start DATASET EXTRACT

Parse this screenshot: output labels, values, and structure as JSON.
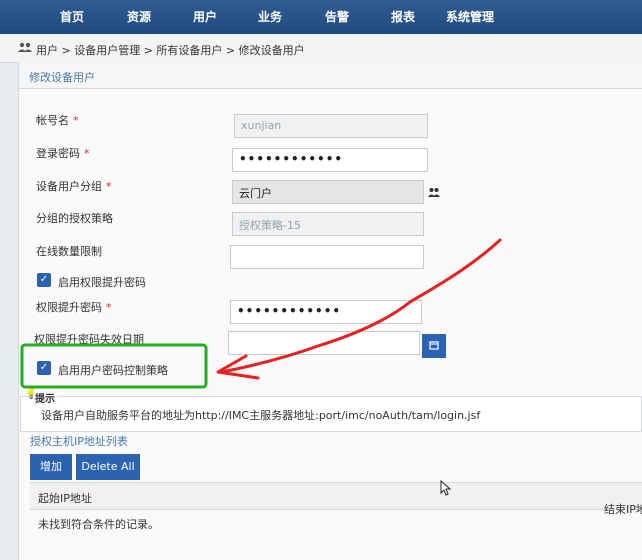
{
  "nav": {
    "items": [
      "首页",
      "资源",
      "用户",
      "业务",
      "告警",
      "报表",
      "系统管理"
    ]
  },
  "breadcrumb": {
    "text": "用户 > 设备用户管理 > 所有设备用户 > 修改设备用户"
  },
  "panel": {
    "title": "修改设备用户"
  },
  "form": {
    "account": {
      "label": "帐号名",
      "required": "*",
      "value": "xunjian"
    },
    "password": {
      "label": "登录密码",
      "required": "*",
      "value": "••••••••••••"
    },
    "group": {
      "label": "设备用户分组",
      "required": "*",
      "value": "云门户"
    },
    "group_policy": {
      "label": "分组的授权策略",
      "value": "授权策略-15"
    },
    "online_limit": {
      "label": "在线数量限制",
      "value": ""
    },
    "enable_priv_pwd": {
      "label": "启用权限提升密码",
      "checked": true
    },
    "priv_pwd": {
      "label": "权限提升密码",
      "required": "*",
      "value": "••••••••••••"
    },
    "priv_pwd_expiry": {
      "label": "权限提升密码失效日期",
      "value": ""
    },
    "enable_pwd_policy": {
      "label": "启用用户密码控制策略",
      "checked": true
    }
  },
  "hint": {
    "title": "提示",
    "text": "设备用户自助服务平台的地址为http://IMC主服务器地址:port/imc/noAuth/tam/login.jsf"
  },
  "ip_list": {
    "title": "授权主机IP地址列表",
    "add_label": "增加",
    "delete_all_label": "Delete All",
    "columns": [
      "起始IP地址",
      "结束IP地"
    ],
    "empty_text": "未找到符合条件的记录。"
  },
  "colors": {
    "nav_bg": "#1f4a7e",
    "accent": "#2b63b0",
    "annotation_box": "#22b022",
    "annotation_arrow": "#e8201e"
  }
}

end DATASET EXTRACT
start DATASET EXTRACT

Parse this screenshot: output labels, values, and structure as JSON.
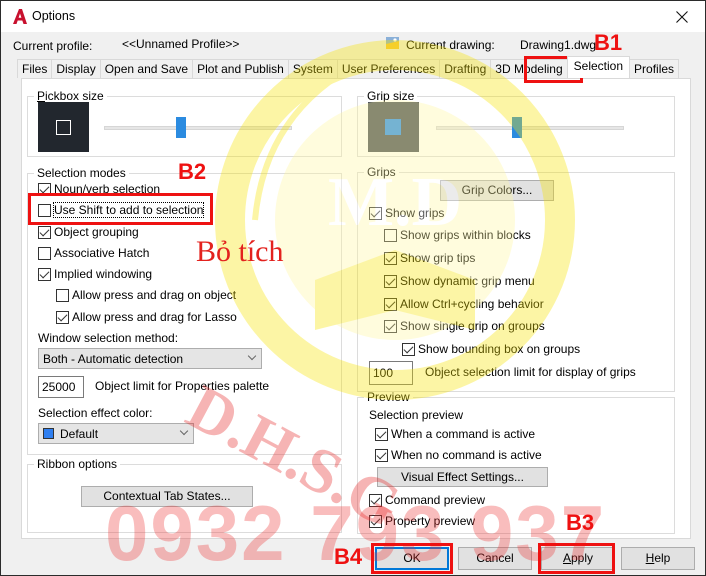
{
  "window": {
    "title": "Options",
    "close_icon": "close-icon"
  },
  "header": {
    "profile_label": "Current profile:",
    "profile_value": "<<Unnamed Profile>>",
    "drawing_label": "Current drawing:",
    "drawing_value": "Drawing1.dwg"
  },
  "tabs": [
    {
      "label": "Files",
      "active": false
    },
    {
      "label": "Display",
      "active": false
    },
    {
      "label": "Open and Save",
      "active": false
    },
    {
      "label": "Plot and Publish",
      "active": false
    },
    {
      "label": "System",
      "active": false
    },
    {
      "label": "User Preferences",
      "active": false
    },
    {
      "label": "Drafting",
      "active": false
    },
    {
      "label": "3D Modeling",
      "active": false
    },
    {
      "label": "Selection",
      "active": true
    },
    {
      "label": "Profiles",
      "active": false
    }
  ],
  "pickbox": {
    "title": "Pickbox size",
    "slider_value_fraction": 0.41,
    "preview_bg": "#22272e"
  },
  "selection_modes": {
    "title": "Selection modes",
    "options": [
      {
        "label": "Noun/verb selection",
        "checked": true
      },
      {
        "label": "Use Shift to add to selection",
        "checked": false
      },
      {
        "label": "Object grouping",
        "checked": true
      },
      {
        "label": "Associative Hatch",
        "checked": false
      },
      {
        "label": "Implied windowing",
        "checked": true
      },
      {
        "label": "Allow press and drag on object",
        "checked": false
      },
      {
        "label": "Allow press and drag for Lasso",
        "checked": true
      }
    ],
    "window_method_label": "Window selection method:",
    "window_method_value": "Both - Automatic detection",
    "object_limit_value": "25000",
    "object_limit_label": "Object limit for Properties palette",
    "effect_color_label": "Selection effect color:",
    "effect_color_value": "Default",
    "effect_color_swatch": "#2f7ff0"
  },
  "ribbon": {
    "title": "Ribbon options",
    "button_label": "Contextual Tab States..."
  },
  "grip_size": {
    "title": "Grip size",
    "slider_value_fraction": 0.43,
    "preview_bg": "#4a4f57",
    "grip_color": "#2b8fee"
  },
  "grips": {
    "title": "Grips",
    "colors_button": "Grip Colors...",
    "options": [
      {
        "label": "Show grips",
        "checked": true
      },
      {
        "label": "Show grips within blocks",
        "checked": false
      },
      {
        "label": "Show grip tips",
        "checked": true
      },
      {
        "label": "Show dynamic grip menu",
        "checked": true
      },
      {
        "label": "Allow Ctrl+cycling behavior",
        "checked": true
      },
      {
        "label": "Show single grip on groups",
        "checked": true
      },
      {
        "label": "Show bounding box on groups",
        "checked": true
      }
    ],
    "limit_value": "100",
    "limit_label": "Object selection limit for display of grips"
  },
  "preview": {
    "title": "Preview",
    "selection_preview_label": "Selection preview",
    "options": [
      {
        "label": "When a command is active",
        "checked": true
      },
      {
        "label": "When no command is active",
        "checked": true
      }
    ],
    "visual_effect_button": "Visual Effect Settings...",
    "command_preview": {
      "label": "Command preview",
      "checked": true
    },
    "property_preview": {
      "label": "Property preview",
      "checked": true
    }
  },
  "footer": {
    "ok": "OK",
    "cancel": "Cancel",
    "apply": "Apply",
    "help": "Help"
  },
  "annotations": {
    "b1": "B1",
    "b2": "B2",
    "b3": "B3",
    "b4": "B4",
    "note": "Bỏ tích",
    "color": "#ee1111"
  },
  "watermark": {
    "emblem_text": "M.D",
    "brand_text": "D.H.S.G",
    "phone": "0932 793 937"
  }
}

end DATASET EXTRACT
start DATASET EXTRACT

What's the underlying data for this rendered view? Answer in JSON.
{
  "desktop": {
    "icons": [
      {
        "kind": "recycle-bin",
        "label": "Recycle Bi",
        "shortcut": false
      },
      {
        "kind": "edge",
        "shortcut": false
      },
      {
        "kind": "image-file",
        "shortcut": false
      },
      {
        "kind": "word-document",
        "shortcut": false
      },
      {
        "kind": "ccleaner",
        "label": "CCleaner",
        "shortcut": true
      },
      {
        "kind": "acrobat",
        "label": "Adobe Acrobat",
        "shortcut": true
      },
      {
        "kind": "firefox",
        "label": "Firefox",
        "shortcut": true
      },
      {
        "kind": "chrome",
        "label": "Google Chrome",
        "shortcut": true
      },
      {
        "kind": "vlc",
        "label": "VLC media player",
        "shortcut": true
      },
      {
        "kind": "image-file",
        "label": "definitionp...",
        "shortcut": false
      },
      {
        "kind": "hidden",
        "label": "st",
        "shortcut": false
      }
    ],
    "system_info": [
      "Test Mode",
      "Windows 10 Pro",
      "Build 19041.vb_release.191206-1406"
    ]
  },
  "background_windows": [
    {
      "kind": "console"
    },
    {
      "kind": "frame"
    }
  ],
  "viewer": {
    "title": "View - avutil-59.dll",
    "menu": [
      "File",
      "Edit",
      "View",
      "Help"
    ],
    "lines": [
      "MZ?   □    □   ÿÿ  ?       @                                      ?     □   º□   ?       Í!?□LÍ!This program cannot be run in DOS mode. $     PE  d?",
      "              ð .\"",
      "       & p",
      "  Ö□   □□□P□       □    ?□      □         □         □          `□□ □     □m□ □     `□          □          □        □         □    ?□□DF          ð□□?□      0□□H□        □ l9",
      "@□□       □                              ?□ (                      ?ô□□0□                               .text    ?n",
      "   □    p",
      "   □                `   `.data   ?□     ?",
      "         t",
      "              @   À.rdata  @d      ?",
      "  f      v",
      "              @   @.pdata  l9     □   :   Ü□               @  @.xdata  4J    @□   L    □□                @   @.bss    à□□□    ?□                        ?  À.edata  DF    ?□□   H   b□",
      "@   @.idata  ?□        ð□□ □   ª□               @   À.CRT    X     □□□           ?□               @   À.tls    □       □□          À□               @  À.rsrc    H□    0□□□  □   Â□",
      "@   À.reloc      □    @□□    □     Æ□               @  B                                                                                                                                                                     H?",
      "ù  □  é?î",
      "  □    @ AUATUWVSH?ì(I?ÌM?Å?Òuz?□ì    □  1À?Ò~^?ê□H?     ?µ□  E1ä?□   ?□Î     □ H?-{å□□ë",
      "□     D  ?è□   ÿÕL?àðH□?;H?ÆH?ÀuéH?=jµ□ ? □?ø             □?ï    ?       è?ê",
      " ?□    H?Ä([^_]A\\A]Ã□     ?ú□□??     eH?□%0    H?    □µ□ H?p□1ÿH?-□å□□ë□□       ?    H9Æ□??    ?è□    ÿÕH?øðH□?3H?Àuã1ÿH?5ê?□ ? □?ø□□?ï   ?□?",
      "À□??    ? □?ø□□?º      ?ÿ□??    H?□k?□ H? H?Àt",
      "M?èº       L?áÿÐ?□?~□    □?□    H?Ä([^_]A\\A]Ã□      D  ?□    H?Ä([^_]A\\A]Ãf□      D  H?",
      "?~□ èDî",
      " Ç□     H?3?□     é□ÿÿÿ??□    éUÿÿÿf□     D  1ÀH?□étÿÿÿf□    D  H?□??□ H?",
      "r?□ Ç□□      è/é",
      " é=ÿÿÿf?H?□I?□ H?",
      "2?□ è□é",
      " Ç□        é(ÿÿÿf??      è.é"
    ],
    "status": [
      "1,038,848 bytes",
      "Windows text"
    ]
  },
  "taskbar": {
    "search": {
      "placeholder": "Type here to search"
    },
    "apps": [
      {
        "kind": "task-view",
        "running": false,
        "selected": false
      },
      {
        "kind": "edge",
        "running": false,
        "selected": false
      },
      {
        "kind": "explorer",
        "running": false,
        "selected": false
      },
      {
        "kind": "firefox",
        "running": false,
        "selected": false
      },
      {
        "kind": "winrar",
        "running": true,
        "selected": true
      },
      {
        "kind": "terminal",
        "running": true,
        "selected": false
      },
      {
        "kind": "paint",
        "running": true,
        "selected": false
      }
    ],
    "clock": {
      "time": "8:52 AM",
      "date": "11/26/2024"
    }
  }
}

end DATASET EXTRACT

Count the lines of the data that contain the string "drag", and reply with that number alone.

2